EXERCISE INSTRUCTIONS: Find each line holding "color" and copy it out.

(Records from a collection of figures)
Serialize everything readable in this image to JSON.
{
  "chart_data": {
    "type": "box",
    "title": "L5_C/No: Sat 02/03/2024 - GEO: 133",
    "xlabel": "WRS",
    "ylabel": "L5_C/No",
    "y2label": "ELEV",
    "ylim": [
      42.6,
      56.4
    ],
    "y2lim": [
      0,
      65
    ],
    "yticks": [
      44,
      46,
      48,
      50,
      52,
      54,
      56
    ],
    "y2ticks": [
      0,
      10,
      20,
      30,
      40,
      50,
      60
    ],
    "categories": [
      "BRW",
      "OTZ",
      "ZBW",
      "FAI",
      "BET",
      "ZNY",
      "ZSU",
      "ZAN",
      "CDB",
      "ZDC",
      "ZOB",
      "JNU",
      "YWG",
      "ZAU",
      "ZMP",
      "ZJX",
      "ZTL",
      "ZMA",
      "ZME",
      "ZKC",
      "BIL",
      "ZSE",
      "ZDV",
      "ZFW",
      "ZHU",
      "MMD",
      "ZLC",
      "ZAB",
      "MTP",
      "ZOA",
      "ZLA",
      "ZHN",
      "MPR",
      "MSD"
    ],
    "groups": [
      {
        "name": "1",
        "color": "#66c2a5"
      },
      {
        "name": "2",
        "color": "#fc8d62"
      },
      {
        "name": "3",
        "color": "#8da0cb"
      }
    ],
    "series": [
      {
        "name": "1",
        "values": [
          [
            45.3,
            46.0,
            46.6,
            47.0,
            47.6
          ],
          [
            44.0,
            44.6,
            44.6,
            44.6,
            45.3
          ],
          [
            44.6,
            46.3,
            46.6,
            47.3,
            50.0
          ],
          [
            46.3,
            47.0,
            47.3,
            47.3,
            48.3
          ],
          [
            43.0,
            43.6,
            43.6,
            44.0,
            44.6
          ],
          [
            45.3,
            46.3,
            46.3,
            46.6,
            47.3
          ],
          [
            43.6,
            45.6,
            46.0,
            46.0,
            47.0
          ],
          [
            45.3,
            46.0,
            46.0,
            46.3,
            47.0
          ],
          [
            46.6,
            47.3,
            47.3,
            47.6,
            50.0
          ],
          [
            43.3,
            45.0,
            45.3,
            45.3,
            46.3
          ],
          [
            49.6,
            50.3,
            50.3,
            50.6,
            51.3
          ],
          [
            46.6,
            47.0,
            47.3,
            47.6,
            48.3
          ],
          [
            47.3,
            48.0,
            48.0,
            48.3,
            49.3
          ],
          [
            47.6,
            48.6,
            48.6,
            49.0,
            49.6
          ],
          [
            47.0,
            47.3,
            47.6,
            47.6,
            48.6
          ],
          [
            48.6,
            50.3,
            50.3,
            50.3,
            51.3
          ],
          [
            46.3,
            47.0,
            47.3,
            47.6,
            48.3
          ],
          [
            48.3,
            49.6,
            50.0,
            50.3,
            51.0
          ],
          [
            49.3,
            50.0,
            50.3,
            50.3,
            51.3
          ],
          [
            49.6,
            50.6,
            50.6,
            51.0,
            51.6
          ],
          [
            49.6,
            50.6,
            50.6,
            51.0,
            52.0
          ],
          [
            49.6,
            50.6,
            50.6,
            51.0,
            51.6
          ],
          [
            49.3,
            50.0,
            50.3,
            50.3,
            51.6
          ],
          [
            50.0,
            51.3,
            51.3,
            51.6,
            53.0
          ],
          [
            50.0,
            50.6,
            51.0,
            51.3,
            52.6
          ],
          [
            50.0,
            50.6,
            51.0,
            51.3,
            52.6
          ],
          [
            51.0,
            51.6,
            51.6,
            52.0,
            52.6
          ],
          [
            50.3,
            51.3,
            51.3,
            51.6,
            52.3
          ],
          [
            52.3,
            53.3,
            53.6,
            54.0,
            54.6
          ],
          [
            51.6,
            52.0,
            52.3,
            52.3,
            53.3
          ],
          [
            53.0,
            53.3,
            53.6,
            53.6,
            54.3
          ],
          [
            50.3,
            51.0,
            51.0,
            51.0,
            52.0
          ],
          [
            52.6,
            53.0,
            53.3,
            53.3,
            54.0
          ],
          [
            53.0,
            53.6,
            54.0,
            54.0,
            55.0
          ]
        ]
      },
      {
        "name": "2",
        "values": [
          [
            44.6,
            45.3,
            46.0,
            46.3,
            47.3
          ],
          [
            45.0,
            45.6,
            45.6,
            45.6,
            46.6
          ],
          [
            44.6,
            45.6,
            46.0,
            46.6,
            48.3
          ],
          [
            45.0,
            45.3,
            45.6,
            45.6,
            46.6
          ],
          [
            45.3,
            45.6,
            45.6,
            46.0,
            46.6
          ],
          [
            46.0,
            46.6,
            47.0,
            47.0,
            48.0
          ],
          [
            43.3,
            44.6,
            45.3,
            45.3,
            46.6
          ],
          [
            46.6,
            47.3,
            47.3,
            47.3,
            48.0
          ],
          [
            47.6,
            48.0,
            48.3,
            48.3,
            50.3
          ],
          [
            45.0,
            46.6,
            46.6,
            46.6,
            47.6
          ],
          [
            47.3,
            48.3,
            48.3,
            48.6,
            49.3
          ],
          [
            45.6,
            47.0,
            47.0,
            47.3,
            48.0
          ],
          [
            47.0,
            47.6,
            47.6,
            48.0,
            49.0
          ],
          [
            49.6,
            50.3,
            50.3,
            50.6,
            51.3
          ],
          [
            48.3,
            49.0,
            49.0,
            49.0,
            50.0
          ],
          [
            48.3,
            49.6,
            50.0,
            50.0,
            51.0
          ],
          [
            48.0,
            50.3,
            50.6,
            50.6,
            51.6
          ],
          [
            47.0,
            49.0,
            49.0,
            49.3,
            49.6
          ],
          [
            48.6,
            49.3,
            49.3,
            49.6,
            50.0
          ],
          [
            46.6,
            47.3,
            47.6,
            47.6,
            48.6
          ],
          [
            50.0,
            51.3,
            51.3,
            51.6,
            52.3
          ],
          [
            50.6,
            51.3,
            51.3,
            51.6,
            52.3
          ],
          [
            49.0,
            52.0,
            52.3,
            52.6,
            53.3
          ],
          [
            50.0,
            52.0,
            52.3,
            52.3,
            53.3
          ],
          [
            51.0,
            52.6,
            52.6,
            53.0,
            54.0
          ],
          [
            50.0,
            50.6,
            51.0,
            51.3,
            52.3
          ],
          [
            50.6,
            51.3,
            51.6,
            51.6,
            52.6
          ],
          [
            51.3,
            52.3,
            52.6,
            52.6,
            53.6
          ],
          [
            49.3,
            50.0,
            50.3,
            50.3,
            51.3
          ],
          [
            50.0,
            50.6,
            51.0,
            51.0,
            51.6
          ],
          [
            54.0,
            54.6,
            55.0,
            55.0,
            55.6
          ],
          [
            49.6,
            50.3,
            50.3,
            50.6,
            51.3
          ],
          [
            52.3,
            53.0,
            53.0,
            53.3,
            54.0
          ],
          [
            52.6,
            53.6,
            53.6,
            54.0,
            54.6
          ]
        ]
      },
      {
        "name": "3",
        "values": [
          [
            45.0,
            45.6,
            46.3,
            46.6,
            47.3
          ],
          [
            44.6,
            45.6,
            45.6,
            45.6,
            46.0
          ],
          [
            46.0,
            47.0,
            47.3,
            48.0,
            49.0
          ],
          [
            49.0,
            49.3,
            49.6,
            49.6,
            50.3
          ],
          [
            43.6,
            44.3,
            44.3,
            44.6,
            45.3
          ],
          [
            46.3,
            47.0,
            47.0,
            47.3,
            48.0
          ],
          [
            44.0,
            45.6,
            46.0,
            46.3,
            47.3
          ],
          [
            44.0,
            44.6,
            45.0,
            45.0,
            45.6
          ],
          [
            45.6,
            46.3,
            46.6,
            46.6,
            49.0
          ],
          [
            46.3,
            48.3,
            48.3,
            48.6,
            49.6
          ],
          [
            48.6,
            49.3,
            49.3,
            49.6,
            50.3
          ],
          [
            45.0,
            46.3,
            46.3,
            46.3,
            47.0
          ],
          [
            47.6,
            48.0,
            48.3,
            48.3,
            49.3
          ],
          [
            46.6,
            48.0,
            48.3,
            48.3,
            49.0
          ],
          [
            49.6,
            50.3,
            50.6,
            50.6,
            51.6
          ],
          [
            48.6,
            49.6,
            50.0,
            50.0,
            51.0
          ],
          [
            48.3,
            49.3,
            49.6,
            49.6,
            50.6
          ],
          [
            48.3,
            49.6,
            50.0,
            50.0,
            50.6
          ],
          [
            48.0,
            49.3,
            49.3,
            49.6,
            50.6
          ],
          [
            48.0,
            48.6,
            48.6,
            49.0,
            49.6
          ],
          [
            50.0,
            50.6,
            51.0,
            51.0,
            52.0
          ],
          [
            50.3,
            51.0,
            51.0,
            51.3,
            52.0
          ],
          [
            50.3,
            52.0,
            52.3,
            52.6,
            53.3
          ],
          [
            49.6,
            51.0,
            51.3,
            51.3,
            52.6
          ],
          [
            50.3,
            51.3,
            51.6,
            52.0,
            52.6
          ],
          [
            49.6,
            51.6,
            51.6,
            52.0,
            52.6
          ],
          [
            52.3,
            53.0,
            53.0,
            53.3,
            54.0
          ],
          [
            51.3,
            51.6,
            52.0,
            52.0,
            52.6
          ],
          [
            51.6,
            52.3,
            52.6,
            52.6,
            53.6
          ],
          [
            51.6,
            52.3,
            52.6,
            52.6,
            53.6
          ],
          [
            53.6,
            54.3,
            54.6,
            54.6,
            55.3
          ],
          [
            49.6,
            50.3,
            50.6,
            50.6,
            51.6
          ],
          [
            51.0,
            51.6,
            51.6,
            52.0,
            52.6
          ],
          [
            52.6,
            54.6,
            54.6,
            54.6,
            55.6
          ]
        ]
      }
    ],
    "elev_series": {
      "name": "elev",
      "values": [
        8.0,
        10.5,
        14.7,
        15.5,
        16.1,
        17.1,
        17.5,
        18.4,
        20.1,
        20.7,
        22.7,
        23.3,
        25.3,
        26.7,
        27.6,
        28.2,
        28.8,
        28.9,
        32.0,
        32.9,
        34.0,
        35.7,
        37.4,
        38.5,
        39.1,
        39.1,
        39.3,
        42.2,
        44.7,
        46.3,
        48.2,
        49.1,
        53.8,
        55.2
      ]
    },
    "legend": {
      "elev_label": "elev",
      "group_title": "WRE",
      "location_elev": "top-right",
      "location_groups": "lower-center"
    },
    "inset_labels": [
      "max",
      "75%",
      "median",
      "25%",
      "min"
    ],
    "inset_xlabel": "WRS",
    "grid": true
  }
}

TASK SOLUTION:
        "color": "#66c2a5"
        "color": "#fc8d62"
        "color": "#8da0cb"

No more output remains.